§ Written problem: Print the complete set of entries exactly.
───── Dataset excerpts ─────
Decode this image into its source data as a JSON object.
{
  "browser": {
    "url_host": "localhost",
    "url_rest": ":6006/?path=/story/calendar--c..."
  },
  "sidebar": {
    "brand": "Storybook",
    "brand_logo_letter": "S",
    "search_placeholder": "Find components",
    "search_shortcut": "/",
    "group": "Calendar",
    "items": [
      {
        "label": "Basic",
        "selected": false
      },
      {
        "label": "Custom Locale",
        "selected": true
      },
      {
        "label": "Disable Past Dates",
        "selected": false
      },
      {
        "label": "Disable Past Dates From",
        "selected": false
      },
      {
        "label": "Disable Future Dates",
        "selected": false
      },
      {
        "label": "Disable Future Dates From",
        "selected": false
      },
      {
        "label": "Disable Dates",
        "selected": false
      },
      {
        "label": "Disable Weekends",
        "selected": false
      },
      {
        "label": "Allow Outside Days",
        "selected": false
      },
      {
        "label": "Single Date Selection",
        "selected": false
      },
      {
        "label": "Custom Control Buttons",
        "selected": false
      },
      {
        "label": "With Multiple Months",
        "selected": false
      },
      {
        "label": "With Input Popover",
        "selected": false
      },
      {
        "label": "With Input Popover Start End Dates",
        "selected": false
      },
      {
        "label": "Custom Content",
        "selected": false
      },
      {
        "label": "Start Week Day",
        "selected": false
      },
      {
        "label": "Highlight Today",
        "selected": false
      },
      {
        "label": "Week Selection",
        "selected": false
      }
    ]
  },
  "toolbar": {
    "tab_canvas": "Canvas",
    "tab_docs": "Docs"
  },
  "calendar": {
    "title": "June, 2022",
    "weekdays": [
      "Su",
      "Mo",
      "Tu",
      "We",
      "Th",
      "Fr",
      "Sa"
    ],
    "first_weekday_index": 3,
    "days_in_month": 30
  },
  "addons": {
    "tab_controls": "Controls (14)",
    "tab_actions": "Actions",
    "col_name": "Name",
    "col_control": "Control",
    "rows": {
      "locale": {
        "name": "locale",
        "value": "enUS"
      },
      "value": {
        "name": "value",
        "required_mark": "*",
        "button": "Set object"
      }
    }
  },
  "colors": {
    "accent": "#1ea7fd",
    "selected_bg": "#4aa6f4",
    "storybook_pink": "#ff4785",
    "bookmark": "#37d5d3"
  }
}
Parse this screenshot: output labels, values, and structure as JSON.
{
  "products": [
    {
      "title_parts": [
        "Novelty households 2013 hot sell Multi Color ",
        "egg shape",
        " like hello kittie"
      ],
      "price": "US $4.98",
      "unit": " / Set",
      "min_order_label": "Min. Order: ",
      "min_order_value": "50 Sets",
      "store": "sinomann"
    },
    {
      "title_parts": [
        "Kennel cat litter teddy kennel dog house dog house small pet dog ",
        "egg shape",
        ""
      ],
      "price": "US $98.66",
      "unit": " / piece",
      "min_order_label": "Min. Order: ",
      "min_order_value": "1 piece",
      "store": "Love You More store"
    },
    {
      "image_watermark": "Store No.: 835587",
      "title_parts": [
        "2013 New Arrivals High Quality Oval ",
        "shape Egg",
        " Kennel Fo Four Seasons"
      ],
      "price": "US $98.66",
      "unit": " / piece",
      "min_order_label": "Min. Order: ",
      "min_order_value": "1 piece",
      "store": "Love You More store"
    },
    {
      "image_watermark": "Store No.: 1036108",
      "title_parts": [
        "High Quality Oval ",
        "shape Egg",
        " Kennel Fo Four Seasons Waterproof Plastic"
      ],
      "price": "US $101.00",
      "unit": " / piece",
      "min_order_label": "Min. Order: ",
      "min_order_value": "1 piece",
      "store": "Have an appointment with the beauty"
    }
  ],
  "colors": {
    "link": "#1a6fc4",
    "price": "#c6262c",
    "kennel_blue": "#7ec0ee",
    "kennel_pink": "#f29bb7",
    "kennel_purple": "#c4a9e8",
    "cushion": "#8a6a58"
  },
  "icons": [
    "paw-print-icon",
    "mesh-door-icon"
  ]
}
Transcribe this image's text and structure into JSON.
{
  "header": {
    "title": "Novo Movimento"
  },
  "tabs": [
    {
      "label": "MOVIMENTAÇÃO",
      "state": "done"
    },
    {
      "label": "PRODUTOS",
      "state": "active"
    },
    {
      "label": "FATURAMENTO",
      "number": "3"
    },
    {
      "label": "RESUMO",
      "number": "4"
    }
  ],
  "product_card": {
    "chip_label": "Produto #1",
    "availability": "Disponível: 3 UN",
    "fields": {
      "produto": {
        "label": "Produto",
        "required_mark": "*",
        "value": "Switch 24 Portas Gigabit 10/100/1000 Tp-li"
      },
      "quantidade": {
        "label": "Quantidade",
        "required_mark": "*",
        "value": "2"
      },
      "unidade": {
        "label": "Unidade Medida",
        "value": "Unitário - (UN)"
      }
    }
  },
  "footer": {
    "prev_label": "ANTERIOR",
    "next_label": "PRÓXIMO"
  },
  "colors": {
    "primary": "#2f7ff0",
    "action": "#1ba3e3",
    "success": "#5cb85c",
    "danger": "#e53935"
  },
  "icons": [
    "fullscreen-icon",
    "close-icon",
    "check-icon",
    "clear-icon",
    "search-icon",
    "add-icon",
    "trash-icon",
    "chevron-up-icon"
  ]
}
─────
§ Full solution:
Decode this image into its source data as a JSON object.
{
  "browser": {
    "url_host": "localhost",
    "url_rest": ":6006/?path=/story/calendar--c..."
  },
  "sidebar": {
    "brand": "Storybook",
    "brand_logo_letter": "S",
    "search_placeholder": "Find components",
    "search_shortcut": "/",
    "group": "Calendar",
    "items": [
      {
        "label": "Basic",
        "selected": false
      },
      {
        "label": "Custom Locale",
        "selected": true
      },
      {
        "label": "Disable Past Dates",
        "selected": false
      },
      {
        "label": "Disable Past Dates From",
        "selected": false
      },
      {
        "label": "Disable Future Dates",
        "selected": false
      },
      {
        "label": "Disable Future Dates From",
        "selected": false
      },
      {
        "label": "Disable Dates",
        "selected": false
      },
      {
        "label": "Disable Weekends",
        "selected": false
      },
      {
        "label": "Allow Outside Days",
        "selected": false
      },
      {
        "label": "Single Date Selection",
        "selected": false
      },
      {
        "label": "Custom Control Buttons",
        "selected": false
      },
      {
        "label": "With Multiple Months",
        "selected": false
      },
      {
        "label": "With Input Popover",
        "selected": false
      },
      {
        "label": "With Input Popover Start End Dates",
        "selected": false
      },
      {
        "label": "Custom Content",
        "selected": false
      },
      {
        "label": "Start Week Day",
        "selected": false
      },
      {
        "label": "Highlight Today",
        "selected": false
      },
      {
        "label": "Week Selection",
        "selected": false
      }
    ]
  },
  "toolbar": {
    "tab_canvas": "Canvas",
    "tab_docs": "Docs"
  },
  "calendar": {
    "title": "June, 2022",
    "weekdays": [
      "Su",
      "Mo",
      "Tu",
      "We",
      "Th",
      "Fr",
      "Sa"
    ],
    "first_weekday_index": 3,
    "days_in_month": 30
  },
  "addons": {
    "tab_controls": "Controls (14)",
    "tab_actions": "Actions",
    "col_name": "Name",
    "col_control": "Control",
    "rows": {
      "locale": {
        "name": "locale",
        "value": "enUS"
      },
      "value": {
        "name": "value",
        "required_mark": "*",
        "button": "Set object"
      }
    }
  },
  "colors": {
    "accent": "#1ea7fd",
    "selected_bg": "#4aa6f4",
    "storybook_pink": "#ff4785",
    "bookmark": "#37d5d3"
  }
}
Parse this screenshot: output labels, values, and structure as JSON.
{
  "products": [
    {
      "title_parts": [
        "Novelty households 2013 hot sell Multi Color ",
        "egg shape",
        " like hello kittie"
      ],
      "price": "US $4.98",
      "unit": " / Set",
      "min_order_label": "Min. Order: ",
      "min_order_value": "50 Sets",
      "store": "sinomann"
    },
    {
      "title_parts": [
        "Kennel cat litter teddy kennel dog house dog house small pet dog ",
        "egg shape",
        ""
      ],
      "price": "US $98.66",
      "unit": " / piece",
      "min_order_label": "Min. Order: ",
      "min_order_value": "1 piece",
      "store": "Love You More store"
    },
    {
      "image_watermark": "Store No.: 835587",
      "title_parts": [
        "2013 New Arrivals High Quality Oval ",
        "shape Egg",
        " Kennel Fo Four Seasons"
      ],
      "price": "US $98.66",
      "unit": " / piece",
      "min_order_label": "Min. Order: ",
      "min_order_value": "1 piece",
      "store": "Love You More store"
    },
    {
      "image_watermark": "Store No.: 1036108",
      "title_parts": [
        "High Quality Oval ",
        "shape Egg",
        " Kennel Fo Four Seasons Waterproof Plastic"
      ],
      "price": "US $101.00",
      "unit": " / piece",
      "min_order_label": "Min. Order: ",
      "min_order_value": "1 piece",
      "store": "Have an appointment with the beauty"
    }
  ],
  "colors": {
    "link": "#1a6fc4",
    "price": "#c6262c",
    "kennel_blue": "#7ec0ee",
    "kennel_pink": "#f29bb7",
    "kennel_purple": "#c4a9e8",
    "cushion": "#8a6a58"
  },
  "icons": [
    "paw-print-icon",
    "mesh-door-icon"
  ]
}
Transcribe this image's text and structure into JSON.
{
  "header": {
    "title": "Novo Movimento"
  },
  "tabs": [
    {
      "label": "MOVIMENTAÇÃO",
      "state": "done"
    },
    {
      "label": "PRODUTOS",
      "state": "active"
    },
    {
      "label": "FATURAMENTO",
      "number": "3"
    },
    {
      "label": "RESUMO",
      "number": "4"
    }
  ],
  "product_card": {
    "chip_label": "Produto #1",
    "availability": "Disponível: 3 UN",
    "fields": {
      "produto": {
        "label": "Produto",
        "required_mark": "*",
        "value": "Switch 24 Portas Gigabit 10/100/1000 Tp-li"
      },
      "quantidade": {
        "label": "Quantidade",
        "required_mark": "*",
        "value": "2"
      },
      "unidade": {
        "label": "Unidade Medida",
        "value": "Unitário - (UN)"
      }
    }
  },
  "footer": {
    "prev_label": "ANTERIOR",
    "next_label": "PRÓXIMO"
  },
  "colors": {
    "primary": "#2f7ff0",
    "action": "#1ba3e3",
    "success": "#5cb85c",
    "danger": "#e53935"
  },
  "icons": [
    "fullscreen-icon",
    "close-icon",
    "check-icon",
    "clear-icon",
    "search-icon",
    "add-icon",
    "trash-icon",
    "chevron-up-icon"
  ]
}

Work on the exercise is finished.